— Exercise goal —
In your copy, repeat the records exactly and leave out the pictures.

— Given records —
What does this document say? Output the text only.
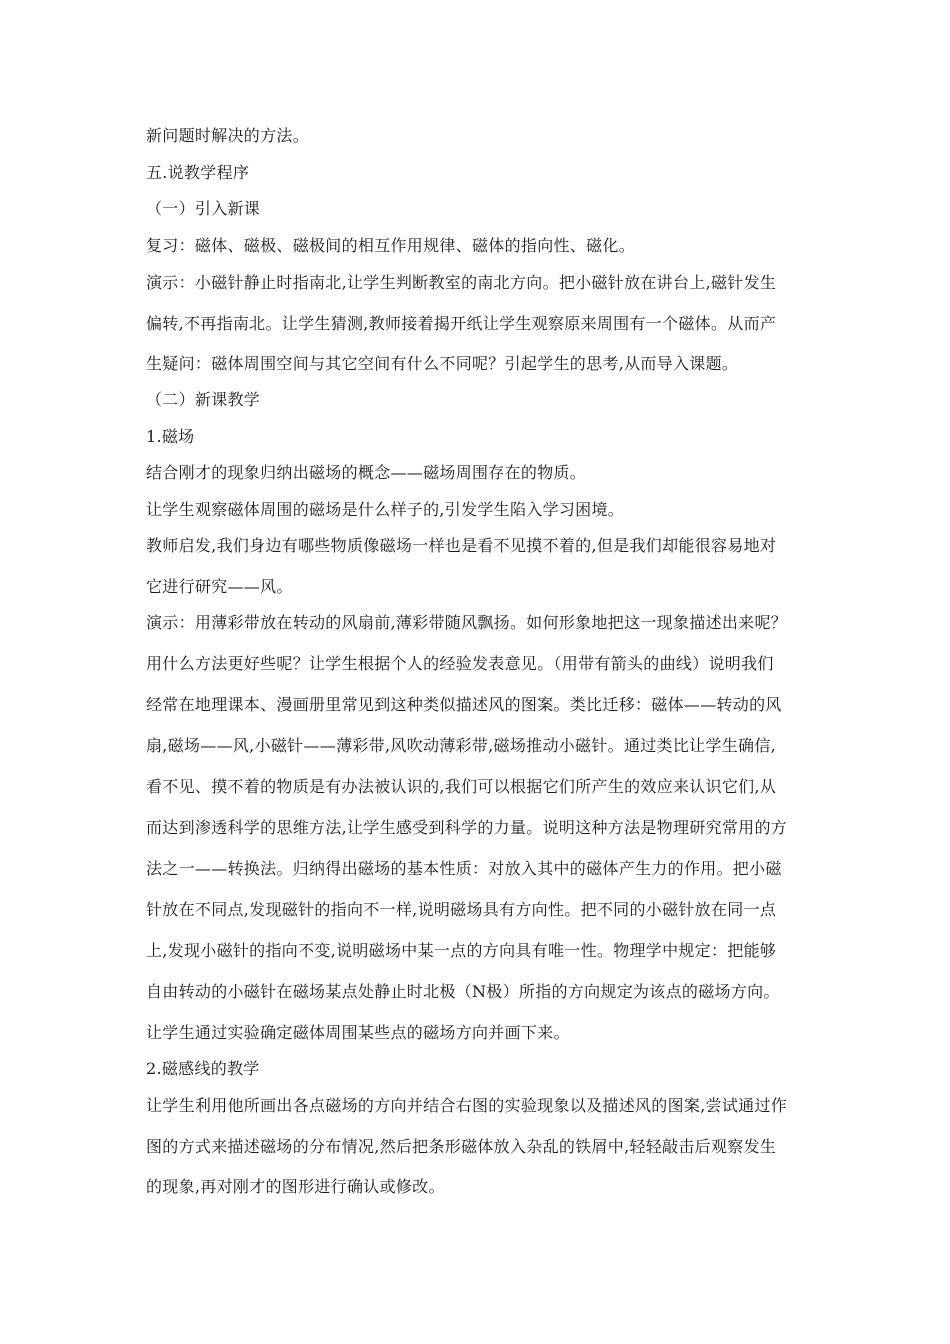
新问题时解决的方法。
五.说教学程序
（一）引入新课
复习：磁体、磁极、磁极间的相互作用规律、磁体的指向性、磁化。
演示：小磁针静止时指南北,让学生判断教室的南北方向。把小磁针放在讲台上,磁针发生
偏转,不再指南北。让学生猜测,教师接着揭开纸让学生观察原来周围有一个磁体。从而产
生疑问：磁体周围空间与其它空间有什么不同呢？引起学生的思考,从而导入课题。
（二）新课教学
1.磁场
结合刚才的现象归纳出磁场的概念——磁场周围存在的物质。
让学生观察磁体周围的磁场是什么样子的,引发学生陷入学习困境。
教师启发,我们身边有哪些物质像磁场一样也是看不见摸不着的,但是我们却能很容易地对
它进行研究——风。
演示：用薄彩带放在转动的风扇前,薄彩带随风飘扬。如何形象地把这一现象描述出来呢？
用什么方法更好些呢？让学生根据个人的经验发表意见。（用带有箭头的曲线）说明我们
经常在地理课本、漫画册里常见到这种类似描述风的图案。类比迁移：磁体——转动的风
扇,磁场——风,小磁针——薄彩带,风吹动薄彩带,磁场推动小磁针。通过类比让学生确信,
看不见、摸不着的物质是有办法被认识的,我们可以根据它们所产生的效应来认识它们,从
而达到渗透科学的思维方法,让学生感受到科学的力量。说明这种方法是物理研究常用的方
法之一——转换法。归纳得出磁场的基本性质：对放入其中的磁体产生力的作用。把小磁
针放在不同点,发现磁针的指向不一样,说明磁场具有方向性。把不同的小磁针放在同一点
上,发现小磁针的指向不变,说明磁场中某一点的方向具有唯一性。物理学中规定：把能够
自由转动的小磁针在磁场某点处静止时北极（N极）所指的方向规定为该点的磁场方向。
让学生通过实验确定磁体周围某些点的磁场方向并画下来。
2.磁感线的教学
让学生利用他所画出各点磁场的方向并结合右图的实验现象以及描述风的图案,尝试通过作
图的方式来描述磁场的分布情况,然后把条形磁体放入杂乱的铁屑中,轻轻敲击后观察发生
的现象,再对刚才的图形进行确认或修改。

— Reply —
What does this document say? Output the text only.
新问题时解决的方法。
五.说教学程序
（一）引入新课
复习：磁体、磁极、磁极间的相互作用规律、磁体的指向性、磁化。
演示：小磁针静止时指南北,让学生判断教室的南北方向。把小磁针放在讲台上,磁针发生
偏转,不再指南北。让学生猜测,教师接着揭开纸让学生观察原来周围有一个磁体。从而产
生疑问：磁体周围空间与其它空间有什么不同呢？引起学生的思考,从而导入课题。
（二）新课教学
1.磁场
结合刚才的现象归纳出磁场的概念——磁场周围存在的物质。
让学生观察磁体周围的磁场是什么样子的,引发学生陷入学习困境。
教师启发,我们身边有哪些物质像磁场一样也是看不见摸不着的,但是我们却能很容易地对
它进行研究——风。
演示：用薄彩带放在转动的风扇前,薄彩带随风飘扬。如何形象地把这一现象描述出来呢？
用什么方法更好些呢？让学生根据个人的经验发表意见。（用带有箭头的曲线）说明我们
经常在地理课本、漫画册里常见到这种类似描述风的图案。类比迁移：磁体——转动的风
扇,磁场——风,小磁针——薄彩带,风吹动薄彩带,磁场推动小磁针。通过类比让学生确信,
看不见、摸不着的物质是有办法被认识的,我们可以根据它们所产生的效应来认识它们,从
而达到渗透科学的思维方法,让学生感受到科学的力量。说明这种方法是物理研究常用的方
法之一——转换法。归纳得出磁场的基本性质：对放入其中的磁体产生力的作用。把小磁
针放在不同点,发现磁针的指向不一样,说明磁场具有方向性。把不同的小磁针放在同一点
上,发现小磁针的指向不变,说明磁场中某一点的方向具有唯一性。物理学中规定：把能够
自由转动的小磁针在磁场某点处静止时北极（N极）所指的方向规定为该点的磁场方向。
让学生通过实验确定磁体周围某些点的磁场方向并画下来。
2.磁感线的教学
让学生利用他所画出各点磁场的方向并结合右图的实验现象以及描述风的图案,尝试通过作
图的方式来描述磁场的分布情况,然后把条形磁体放入杂乱的铁屑中,轻轻敲击后观察发生
的现象,再对刚才的图形进行确认或修改。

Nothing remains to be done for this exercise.